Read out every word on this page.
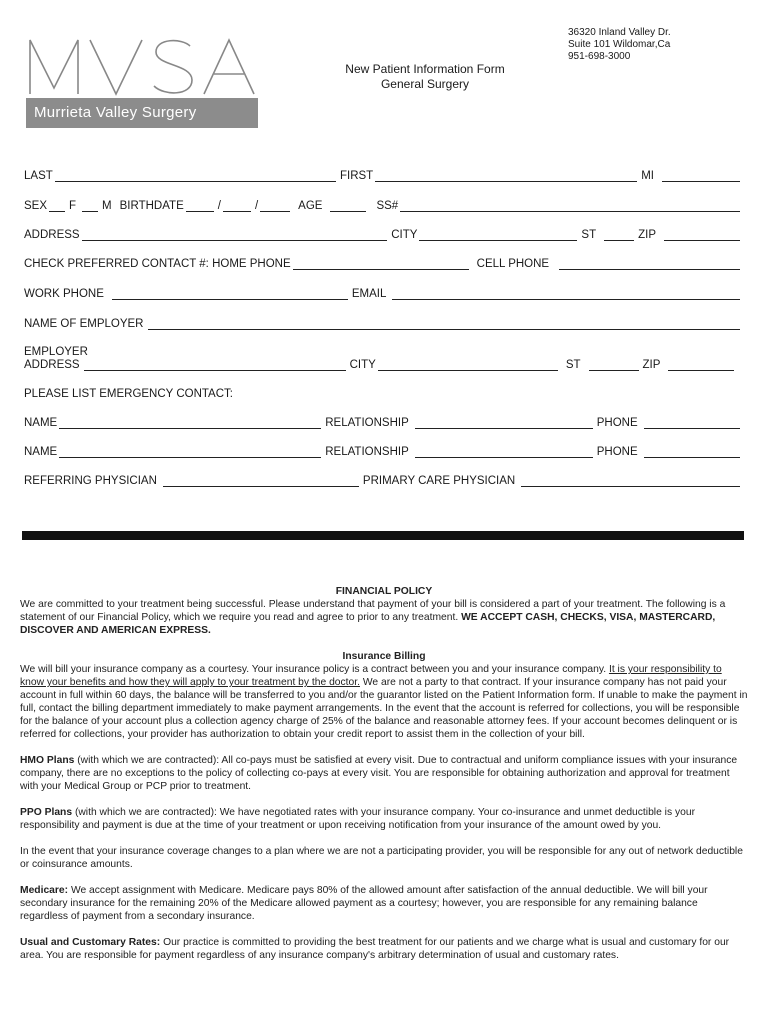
Murrieta Valley Surgery Associates
36320 Inland Valley Dr.
Suite 101 Wildomar,Ca
951-698-3000
New Patient Information Form
General Surgery
LAST	FIRST	MI
SEX F M BIRTHDATE	/	/	AGE	SS#
ADDRESS	CITY	ST	ZIP
CHECK PREFERRED CONTACT #: HOME PHONE	CELL PHONE
WORK PHONE	EMAIL
NAME OF EMPLOYER
EMPLOYER
ADDRESS	CITY	ST	ZIP
PLEASE LIST EMERGENCY CONTACT:
NAME	RELATIONSHIP	PHONE
NAME	RELATIONSHIP	PHONE
REFERRING PHYSICIAN	PRIMARY CARE PHYSICIAN
FINANCIAL POLICY

We are committed to your treatment being successful. Please understand that payment of your bill is considered a part of your treatment. The following is a statement of our Financial Policy, which we require you read and agree to prior to any treatment. WE ACCEPT CASH, CHECKS, VISA, MASTERCARD, DISCOVER AND AMERICAN EXPRESS.

Insurance Billing

We will bill your insurance company as a courtesy. Your insurance policy is a contract between you and your insurance company. It is your responsibility to know your benefits and how they will apply to your treatment by the doctor. We are not a party to that contract. If your insurance company has not paid your account in full within 60 days, the balance will be transferred to you and/or the guarantor listed on the Patient Information form. If unable to make the payment in full, contact the billing department immediately to make payment arrangements. In the event that the account is referred for collections, you will be responsible for the balance of your account plus a collection agency charge of 25% of the balance and reasonable attorney fees. If your account becomes delinquent or is referred for collections, your provider has authorization to obtain your credit report to assist them in the collection of your bill.

HMO Plans (with which we are contracted): All co-pays must be satisfied at every visit. Due to contractual and uniform compliance issues with your insurance company, there are no exceptions to the policy of collecting co-pays at every visit. You are responsible for obtaining authorization and approval for treatment with your Medical Group or PCP prior to treatment.

PPO Plans (with which we are contracted): We have negotiated rates with your insurance company. Your co-insurance and unmet deductible is your responsibility and payment is due at the time of your treatment or upon receiving notification from your insurance of the amount owed by you.

In the event that your insurance coverage changes to a plan where we are not a participating provider, you will be responsible for any out of network deductible or coinsurance amounts.

Medicare: We accept assignment with Medicare. Medicare pays 80% of the allowed amount after satisfaction of the annual deductible. We will bill your secondary insurance for the remaining 20% of the Medicare allowed payment as a courtesy; however, you are responsible for any remaining balance regardless of payment from a secondary insurance.

Usual and Customary Rates: Our practice is committed to providing the best treatment for our patients and we charge what is usual and customary for our area. You are responsible for payment regardless of any insurance company's arbitrary determination of usual and customary rates.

[BRIEF]:
Would you filter the records and copy out each line containing "Plans"?

[RESPONSE BOX]:
HMO Plans (with which we are contracted): All co-pays must be satisfied at every visit. Due to contractual and uniform compliance issues with your insurance company, there are no exceptions to the policy of collecting co-pays at every visit. You are responsible for obtaining authorization and approval for treatment with your Medical Group or PCP prior to treatment.
PPO Plans (with which we are contracted): We have negotiated rates with your insurance company. Your co-insurance and unmet deductible is your responsibility and payment is due at the time of your treatment or upon receiving notification from your insurance of the amount owed by you.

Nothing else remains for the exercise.